### Problem description
Select and copy out every line in the records containing "Сведения".

### Supplied records

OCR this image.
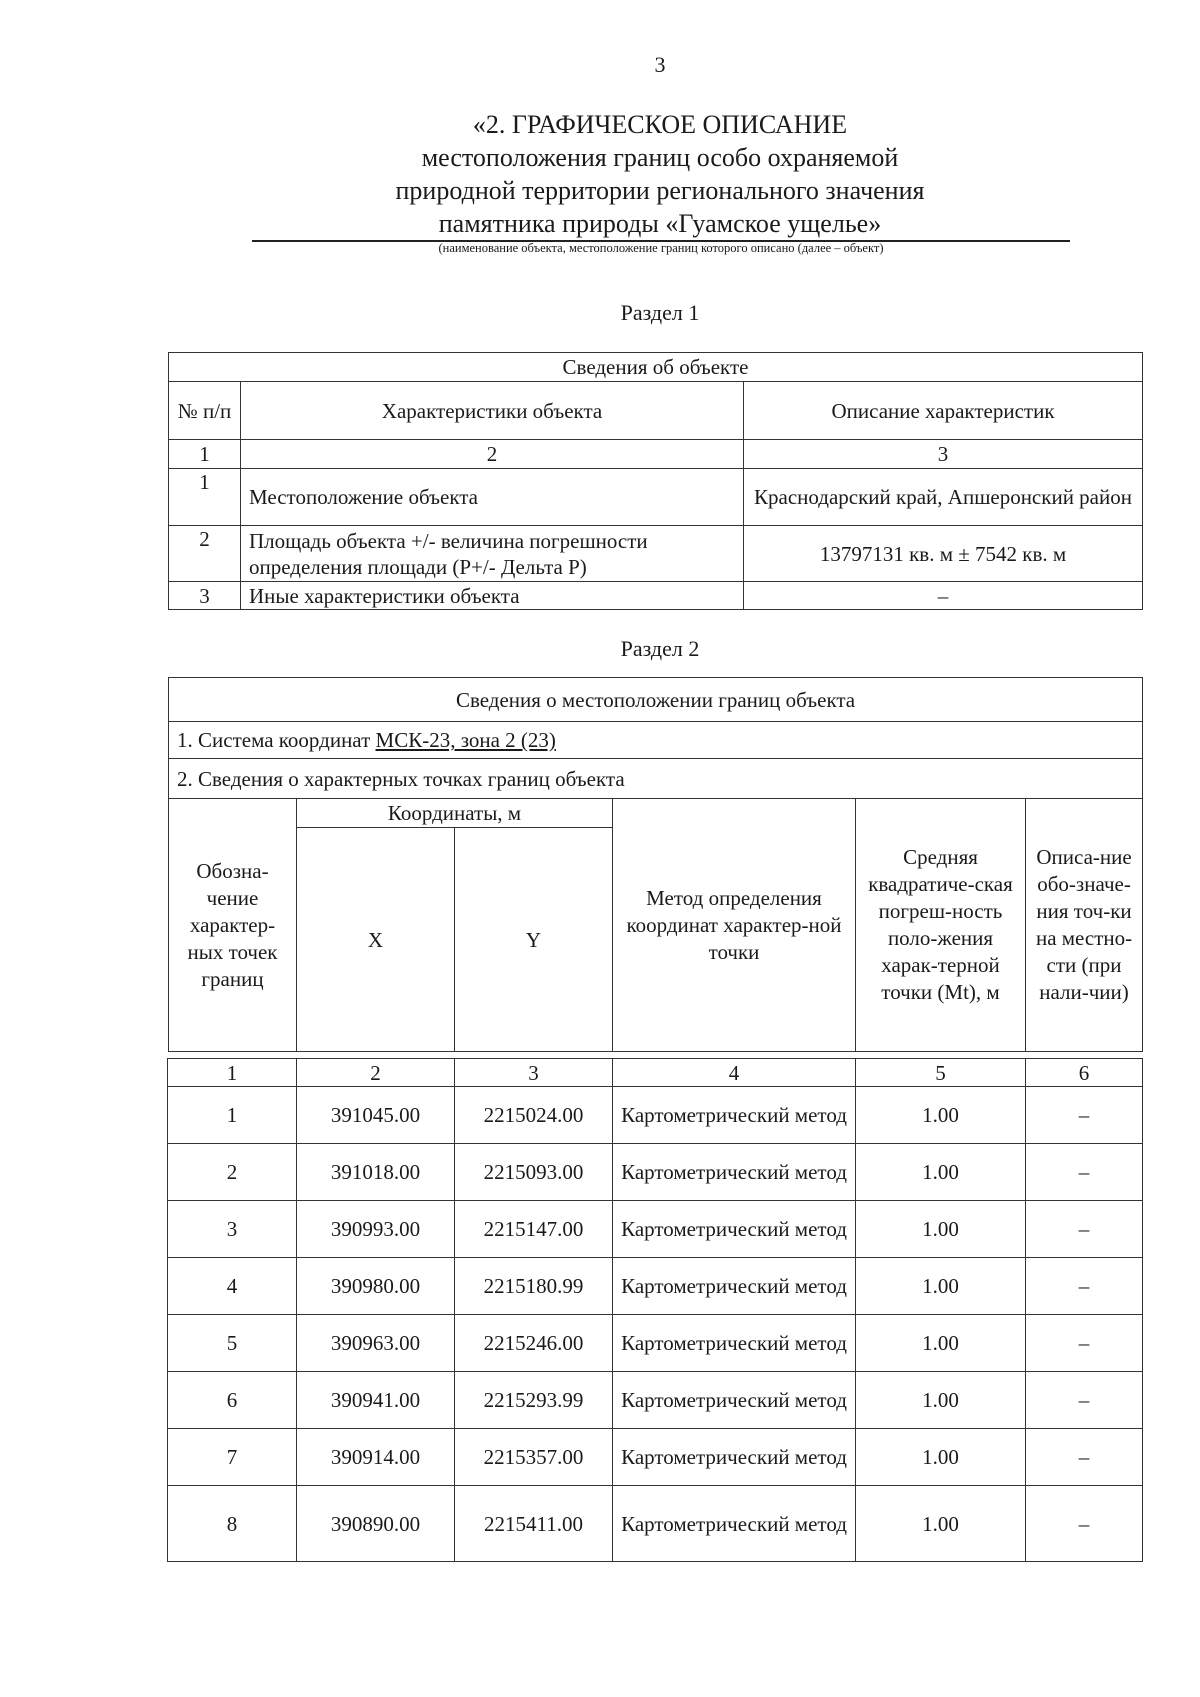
3
«2. ГРАФИЧЕСКОЕ ОПИСАНИЕ
местоположения границ особо охраняемой
природной территории регионального значения
памятника природы «Гуамское ущелье»
(наименование объекта, местоположение границ которого описано (далее – объект)
Раздел 1
Сведения об объекте		
№ п/п	Характеристики объекта	Описание характеристик
1	2	3
1	Местоположение объекта	Краснодарский край, Апшеронский район
2	Площадь объекта +/- величина погрешности определения площади (Р+/- Дельта Р)	13797131 кв. м ± 7542 кв. м
3	Иные характеристики объекта	–
Раздел 2
Сведения о местоположении границ объекта					
1. Система координат МСК-23, зона 2 (23)					
2. Сведения о характерных точках границ объекта					
Обозна-чение характер-ных точек границ	Координаты, м		Метод определения координат характер-ной точки	Средняя квадратиче-ская погреш-ность поло-жения харак-терной точки (Mt), м	Описа-ние обо-значе-ния точ-ки на местно-сти (при нали-чии)
	X	Y			
1	2	3	4	5	6
1	391045.00	2215024.00	Картометрический метод	1.00	–
2	391018.00	2215093.00	Картометрический метод	1.00	–
3	390993.00	2215147.00	Картометрический метод	1.00	–
4	390980.00	2215180.99	Картометрический метод	1.00	–
5	390963.00	2215246.00	Картометрический метод	1.00	–
6	390941.00	2215293.99	Картометрический метод	1.00	–
7	390914.00	2215357.00	Картометрический метод	1.00	–
8	390890.00	2215411.00	Картометрический метод	1.00	–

### Finished answer
Сведения об объекте		
Сведения о местоположении границ объекта					
2. Сведения о характерных точках границ объекта					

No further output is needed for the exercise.